Carry none of the pictures over; write out the complete data exactly.

── GIVEN RECORDS ──

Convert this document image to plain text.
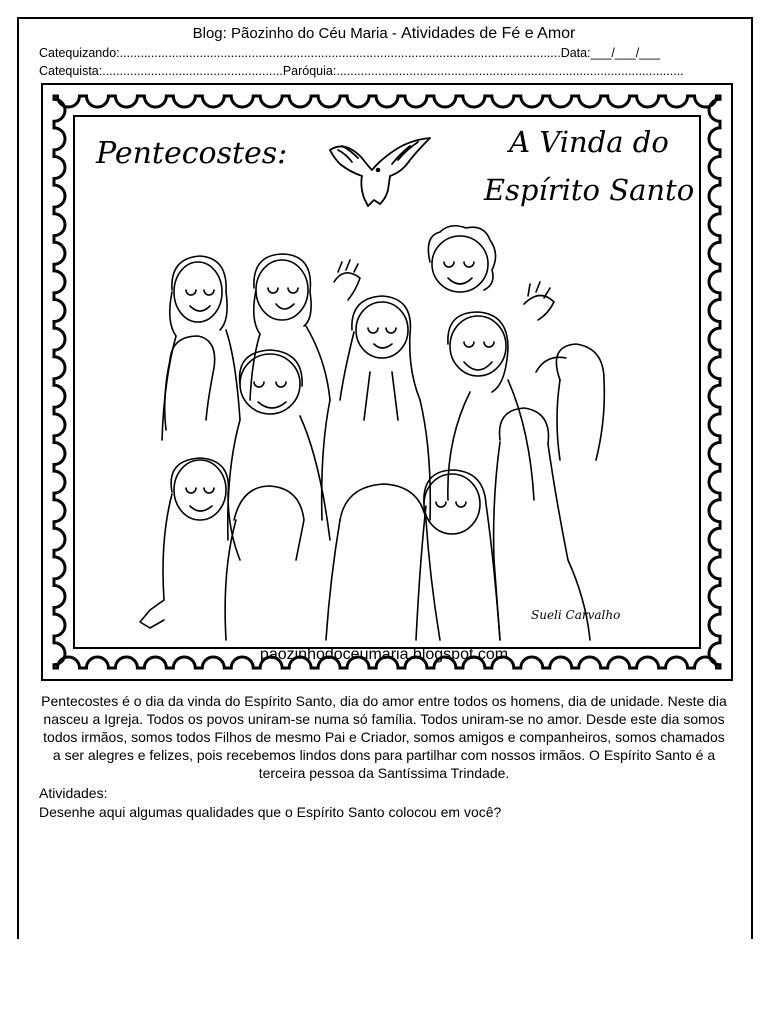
Blog: Pãozinho do Céu Maria - Atividades de Fé e Amor
Catequizando:...............................................................................................................................Data:___/___/___
Catequista:....................................................Paróquia:....................................................................................................
Pentecostes:	A Vinda do
Espírito Santo
Sueli Carvalho
paozinhodoceumaria.blogspot.com

Pentecostes é o dia da vinda do Espírito Santo, dia do amor entre todos os homens, dia de unidade. Neste dia nasceu a Igreja. Todos os povos uniram-se numa só família. Todos uniram-se no amor. Desde este dia somos todos irmãos, somos todos Filhos de mesmo Pai e Criador, somos amigos e companheiros, somos chamados a ser alegres e felizes, pois recebemos lindos dons para partilhar com nossos irmãos. O Espírito Santo é a terceira pessoa da Santíssima Trindade.

Atividades:
Desenhe aqui algumas qualidades que o Espírito Santo colocou em você?
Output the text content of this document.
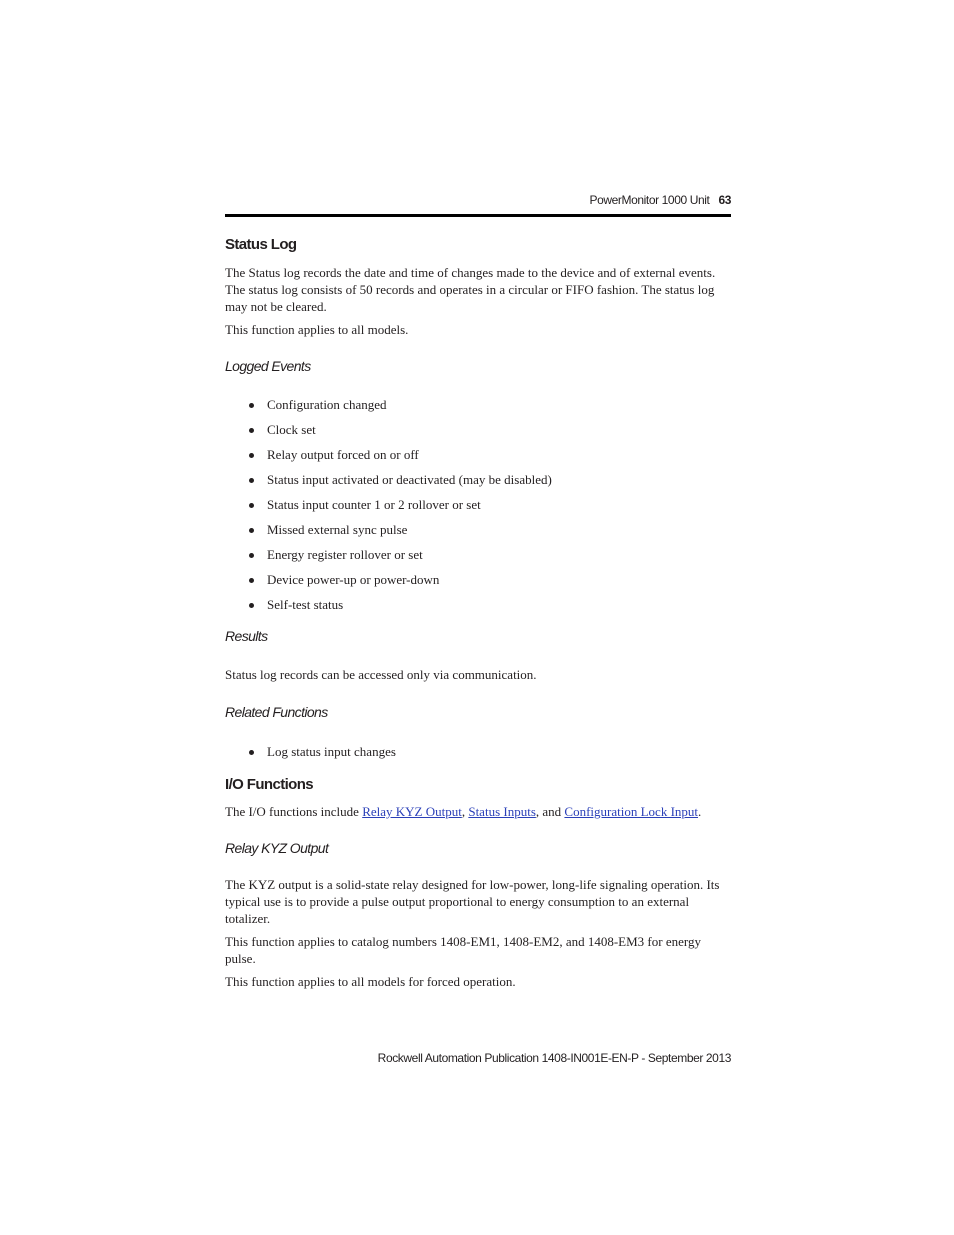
PowerMonitor 1000 Unit 63
Status Log

The Status log records the date and time of changes made to the device and of external events. The status log consists of 50 records and operates in a circular or FIFO fashion. The status log may not be cleared.

This function applies to all models.

Logged Events
Configuration changed
Clock set
Relay output forced on or off
Status input activated or deactivated (may be disabled)
Status input counter 1 or 2 rollover or set
Missed external sync pulse
Energy register rollover or set
Device power-up or power-down
Self-test status
Results

Status log records can be accessed only via communication.

Related Functions
Log status input changes
I/O Functions

The I/O functions include Relay KYZ Output, Status Inputs, and Configuration Lock Input.

Relay KYZ Output

The KYZ output is a solid-state relay designed for low-power, long-life signaling operation. Its typical use is to provide a pulse output proportional to energy consumption to an external totalizer.

This function applies to catalog numbers 1408-EM1, 1408-EM2, and 1408-EM3 for energy pulse.

This function applies to all models for forced operation.

Rockwell Automation Publication 1408-IN001E-EN-P - September 2013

───

OUTPUT FOR THIS TASK
Convert this document image to plain text.
Blog: Pãozinho do Céu Maria - Atividades de Fé e Amor
Catequizando:...............................................................................................................................Data:___/___/___
Catequista:....................................................Paróquia:....................................................................................................
Pentecostes:	A Vinda do
Espírito Santo
Sueli Carvalho
paozinhodoceumaria.blogspot.com

Pentecostes é o dia da vinda do Espírito Santo, dia do amor entre todos os homens, dia de unidade. Neste dia nasceu a Igreja. Todos os povos uniram-se numa só família. Todos uniram-se no amor. Desde este dia somos todos irmãos, somos todos Filhos de mesmo Pai e Criador, somos amigos e companheiros, somos chamados a ser alegres e felizes, pois recebemos lindos dons para partilhar com nossos irmãos. O Espírito Santo é a terceira pessoa da Santíssima Trindade.

Atividades:
Desenhe aqui algumas qualidades que o Espírito Santo colocou em você?
Output the text content of this document.
PowerMonitor 1000 Unit 63
Status Log

The Status log records the date and time of changes made to the device and of external events. The status log consists of 50 records and operates in a circular or FIFO fashion. The status log may not be cleared.

This function applies to all models.

Logged Events
Configuration changed
Clock set
Relay output forced on or off
Status input activated or deactivated (may be disabled)
Status input counter 1 or 2 rollover or set
Missed external sync pulse
Energy register rollover or set
Device power-up or power-down
Self-test status
Results

Status log records can be accessed only via communication.

Related Functions
Log status input changes
I/O Functions

The I/O functions include Relay KYZ Output, Status Inputs, and Configuration Lock Input.

Relay KYZ Output

The KYZ output is a solid-state relay designed for low-power, long-life signaling operation. Its typical use is to provide a pulse output proportional to energy consumption to an external totalizer.

This function applies to catalog numbers 1408-EM1, 1408-EM2, and 1408-EM3 for energy pulse.

This function applies to all models for forced operation.

Rockwell Automation Publication 1408-IN001E-EN-P - September 2013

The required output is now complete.